● What you should do: Every line holding the string "this" should be gathered.

══ Provided information

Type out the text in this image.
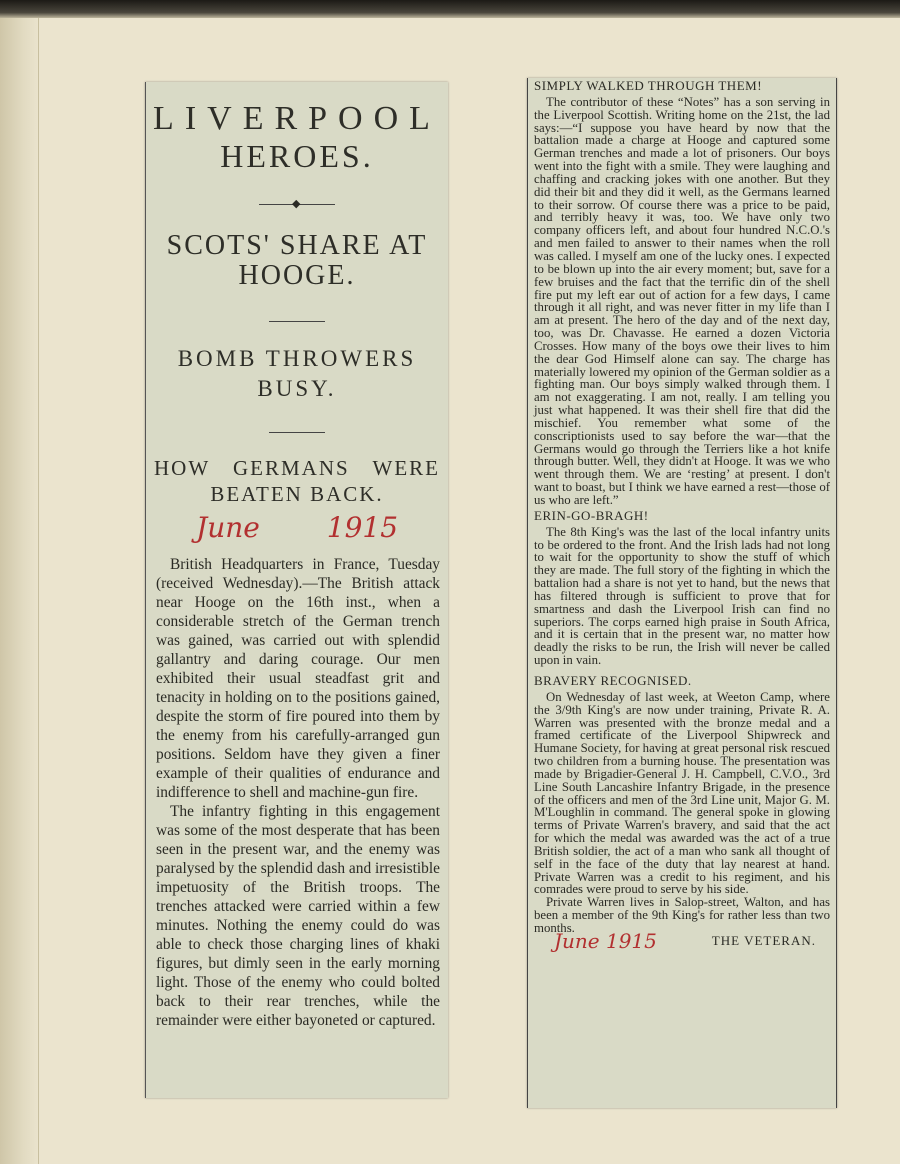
LIVERPOOL
HEROES.
◆
SCOTS' SHARE AT HOOGE.
BOMB THROWERS BUSY.
HOW GERMANS WERE BEATEN BACK.
June 1915

British Headquarters in France, Tuesday (received Wednesday).—The British attack near Hooge on the 16th inst., when a considerable stretch of the German trench was gained, was carried out with splendid gallantry and daring courage. Our men exhibited their usual steadfast grit and tenacity in holding on to the positions gained, despite the storm of fire poured into them by the enemy from his carefully-arranged gun positions. Seldom have they given a finer example of their qualities of endurance and indifference to shell and machine-gun fire.

The infantry fighting in this engagement was some of the most desperate that has been seen in the present war, and the enemy was paralysed by the splendid dash and irresistible impetuosity of the British troops. The trenches attacked were carried within a few minutes. Nothing the enemy could do was able to check those charging lines of khaki figures, but dimly seen in the early morning light. Those of the enemy who could bolted back to their rear trenches, while the remainder were either bayoneted or captured.

SIMPLY WALKED THROUGH THEM!

The contributor of these “Notes” has a son serving in the Liverpool Scottish. Writing home on the 21st, the lad says:—“I suppose you have heard by now that the battalion made a charge at Hooge and captured some German trenches and made a lot of prisoners. Our boys went into the fight with a smile. They were laughing and chaffing and cracking jokes with one another. But they did their bit and they did it well, as the Germans learned to their sorrow. Of course there was a price to be paid, and terribly heavy it was, too. We have only two company officers left, and about four hundred N.C.O.'s and men failed to answer to their names when the roll was called. I myself am one of the lucky ones. I expected to be blown up into the air every moment; but, save for a few bruises and the fact that the terrific din of the shell fire put my left ear out of action for a few days, I came through it all right, and was never fitter in my life than I am at present. The hero of the day and of the next day, too, was Dr. Chavasse. He earned a dozen Victoria Crosses. How many of the boys owe their lives to him the dear God Himself alone can say. The charge has materially lowered my opinion of the German soldier as a fighting man. Our boys simply walked through them. I am not exaggerating. I am not, really. I am telling you just what happened. It was their shell fire that did the mischief. You remember what some of the conscriptionists used to say before the war—that the Germans would go through the Terriers like a hot knife through butter. Well, they didn't at Hooge. It was we who went through them. We are ‘resting’ at present. I don't want to boast, but I think we have earned a rest—those of us who are left.”

ERIN-GO-BRAGH!

The 8th King's was the last of the local infantry units to be ordered to the front. And the Irish lads had not long to wait for the opportunity to show the stuff of which they are made. The full story of the fighting in which the battalion had a share is not yet to hand, but the news that has filtered through is sufficient to prove that for smartness and dash the Liverpool Irish can find no superiors. The corps earned high praise in South Africa, and it is certain that in the present war, no matter how deadly the risks to be run, the Irish will never be called upon in vain.

BRAVERY RECOGNISED.

On Wednesday of last week, at Weeton Camp, where the 3/9th King's are now under training, Private R. A. Warren was presented with the bronze medal and a framed certificate of the Liverpool Shipwreck and Humane Society, for having at great personal risk rescued two children from a burning house. The presentation was made by Brigadier-General J. H. Campbell, C.V.O., 3rd Line South Lancashire Infantry Brigade, in the presence of the officers and men of the 3rd Line unit, Major G. M. M'Loughlin in command. The general spoke in glowing terms of Private Warren's bravery, and said that the act for which the medal was awarded was the act of a true British soldier, the act of a man who sank all thought of self in the face of the duty that lay nearest at hand. Private Warren was a credit to his regiment, and his comrades were proud to serve by his side.

Private Warren lives in Salop-street, Walton, and has been a member of the 9th King's for rather less than two months.

June 1915	THE VETERAN.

════

● Full response:
Type out the text in this image.
The infantry fighting in this engagement was some of the most desperate that has been seen in the present war, and the enemy was paralysed by the splendid dash and irresistible impetuosity of the British troops. The trenches attacked were carried within a few minutes. Nothing the enemy could do was able to check those charging lines of khaki figures, but dimly seen in the early morning light. Those of the enemy who could bolted back to their rear trenches, while the remainder were either bayoneted or captured.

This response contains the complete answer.